(Stored data)
- - -

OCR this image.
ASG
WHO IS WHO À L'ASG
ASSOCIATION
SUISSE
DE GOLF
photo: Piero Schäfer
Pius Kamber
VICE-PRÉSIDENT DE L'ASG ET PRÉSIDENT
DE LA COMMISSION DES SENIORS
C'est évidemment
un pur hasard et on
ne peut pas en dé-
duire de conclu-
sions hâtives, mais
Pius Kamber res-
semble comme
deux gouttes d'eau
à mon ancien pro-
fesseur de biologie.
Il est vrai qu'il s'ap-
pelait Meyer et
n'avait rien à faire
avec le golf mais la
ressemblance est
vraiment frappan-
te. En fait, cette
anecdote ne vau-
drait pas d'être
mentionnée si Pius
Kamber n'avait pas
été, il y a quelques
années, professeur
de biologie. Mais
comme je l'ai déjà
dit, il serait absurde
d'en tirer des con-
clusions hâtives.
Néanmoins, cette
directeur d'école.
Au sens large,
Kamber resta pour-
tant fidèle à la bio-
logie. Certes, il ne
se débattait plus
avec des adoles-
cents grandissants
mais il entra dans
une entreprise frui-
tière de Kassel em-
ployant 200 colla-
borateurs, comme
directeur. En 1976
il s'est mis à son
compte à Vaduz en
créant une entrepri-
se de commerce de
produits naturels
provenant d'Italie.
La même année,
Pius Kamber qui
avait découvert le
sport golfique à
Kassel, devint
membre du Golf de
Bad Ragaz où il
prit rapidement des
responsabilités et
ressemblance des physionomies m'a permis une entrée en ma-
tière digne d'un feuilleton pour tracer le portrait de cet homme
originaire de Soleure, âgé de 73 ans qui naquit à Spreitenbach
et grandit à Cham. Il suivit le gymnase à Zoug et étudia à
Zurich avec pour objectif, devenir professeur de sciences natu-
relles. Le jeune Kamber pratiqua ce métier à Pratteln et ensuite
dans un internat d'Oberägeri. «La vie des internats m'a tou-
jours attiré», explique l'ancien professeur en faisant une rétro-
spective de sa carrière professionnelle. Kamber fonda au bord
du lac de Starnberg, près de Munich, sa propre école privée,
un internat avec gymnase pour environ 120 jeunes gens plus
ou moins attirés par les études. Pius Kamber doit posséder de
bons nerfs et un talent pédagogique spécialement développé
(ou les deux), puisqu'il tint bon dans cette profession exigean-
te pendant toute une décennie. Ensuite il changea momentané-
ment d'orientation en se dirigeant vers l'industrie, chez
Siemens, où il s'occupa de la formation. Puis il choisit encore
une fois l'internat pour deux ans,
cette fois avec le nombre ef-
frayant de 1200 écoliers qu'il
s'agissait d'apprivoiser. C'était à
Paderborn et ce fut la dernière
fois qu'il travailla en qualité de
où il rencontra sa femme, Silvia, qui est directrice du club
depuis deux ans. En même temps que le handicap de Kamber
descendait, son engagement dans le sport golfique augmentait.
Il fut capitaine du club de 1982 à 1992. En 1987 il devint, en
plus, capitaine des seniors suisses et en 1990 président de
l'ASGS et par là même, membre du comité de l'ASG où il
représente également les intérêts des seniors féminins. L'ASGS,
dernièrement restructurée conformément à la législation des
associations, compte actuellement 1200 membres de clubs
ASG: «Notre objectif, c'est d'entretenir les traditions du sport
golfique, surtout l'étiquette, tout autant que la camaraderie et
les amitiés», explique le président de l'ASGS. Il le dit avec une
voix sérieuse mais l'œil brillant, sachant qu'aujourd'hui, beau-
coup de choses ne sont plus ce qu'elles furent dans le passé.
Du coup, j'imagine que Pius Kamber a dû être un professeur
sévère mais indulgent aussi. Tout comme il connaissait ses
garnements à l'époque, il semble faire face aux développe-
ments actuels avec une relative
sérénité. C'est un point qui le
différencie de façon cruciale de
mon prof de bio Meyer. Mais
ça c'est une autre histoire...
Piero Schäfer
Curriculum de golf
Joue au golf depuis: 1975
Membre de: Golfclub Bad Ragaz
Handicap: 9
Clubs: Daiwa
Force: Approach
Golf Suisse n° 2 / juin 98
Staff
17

- - -

• **Goal of the exercise**
Using the listing above, retype each line exactly.

• **Task answer**
OCR this image.
ASG
WHO IS WHO À L'ASG
ASSOCIATION
SUISSE
DE GOLF
photo: Piero Schäfer
Pius Kamber
VICE-PRÉSIDENT DE L'ASG ET PRÉSIDENT
DE LA COMMISSION DES SENIORS
C'est évidemment
un pur hasard et on
ne peut pas en dé-
duire de conclu-
sions hâtives, mais
Pius Kamber res-
semble comme
deux gouttes d'eau
à mon ancien pro-
fesseur de biologie.
Il est vrai qu'il s'ap-
pelait Meyer et
n'avait rien à faire
avec le golf mais la
ressemblance est
vraiment frappan-
te. En fait, cette
anecdote ne vau-
drait pas d'être
mentionnée si Pius
Kamber n'avait pas
été, il y a quelques
années, professeur
de biologie. Mais
comme je l'ai déjà
dit, il serait absurde
d'en tirer des con-
clusions hâtives.
Néanmoins, cette
directeur d'école.
Au sens large,
Kamber resta pour-
tant fidèle à la bio-
logie. Certes, il ne
se débattait plus
avec des adoles-
cents grandissants
mais il entra dans
une entreprise frui-
tière de Kassel em-
ployant 200 colla-
borateurs, comme
directeur. En 1976
il s'est mis à son
compte à Vaduz en
créant une entrepri-
se de commerce de
produits naturels
provenant d'Italie.
La même année,
Pius Kamber qui
avait découvert le
sport golfique à
Kassel, devint
membre du Golf de
Bad Ragaz où il
prit rapidement des
responsabilités et
ressemblance des physionomies m'a permis une entrée en ma-
tière digne d'un feuilleton pour tracer le portrait de cet homme
originaire de Soleure, âgé de 73 ans qui naquit à Spreitenbach
et grandit à Cham. Il suivit le gymnase à Zoug et étudia à
Zurich avec pour objectif, devenir professeur de sciences natu-
relles. Le jeune Kamber pratiqua ce métier à Pratteln et ensuite
dans un internat d'Oberägeri. «La vie des internats m'a tou-
jours attiré», explique l'ancien professeur en faisant une rétro-
spective de sa carrière professionnelle. Kamber fonda au bord
du lac de Starnberg, près de Munich, sa propre école privée,
un internat avec gymnase pour environ 120 jeunes gens plus
ou moins attirés par les études. Pius Kamber doit posséder de
bons nerfs et un talent pédagogique spécialement développé
(ou les deux), puisqu'il tint bon dans cette profession exigean-
te pendant toute une décennie. Ensuite il changea momentané-
ment d'orientation en se dirigeant vers l'industrie, chez
Siemens, où il s'occupa de la formation. Puis il choisit encore
une fois l'internat pour deux ans,
cette fois avec le nombre ef-
frayant de 1200 écoliers qu'il
s'agissait d'apprivoiser. C'était à
Paderborn et ce fut la dernière
fois qu'il travailla en qualité de
où il rencontra sa femme, Silvia, qui est directrice du club
depuis deux ans. En même temps que le handicap de Kamber
descendait, son engagement dans le sport golfique augmentait.
Il fut capitaine du club de 1982 à 1992. En 1987 il devint, en
plus, capitaine des seniors suisses et en 1990 président de
l'ASGS et par là même, membre du comité de l'ASG où il
représente également les intérêts des seniors féminins. L'ASGS,
dernièrement restructurée conformément à la législation des
associations, compte actuellement 1200 membres de clubs
ASG: «Notre objectif, c'est d'entretenir les traditions du sport
golfique, surtout l'étiquette, tout autant que la camaraderie et
les amitiés», explique le président de l'ASGS. Il le dit avec une
voix sérieuse mais l'œil brillant, sachant qu'aujourd'hui, beau-
coup de choses ne sont plus ce qu'elles furent dans le passé.
Du coup, j'imagine que Pius Kamber a dû être un professeur
sévère mais indulgent aussi. Tout comme il connaissait ses
garnements à l'époque, il semble faire face aux développe-
ments actuels avec une relative
sérénité. C'est un point qui le
différencie de façon cruciale de
mon prof de bio Meyer. Mais
ça c'est une autre histoire...
Piero Schäfer
Curriculum de golf
Joue au golf depuis: 1975
Membre de: Golfclub Bad Ragaz
Handicap: 9
Clubs: Daiwa
Force: Approach
Golf Suisse n° 2 / juin 98
Staff
17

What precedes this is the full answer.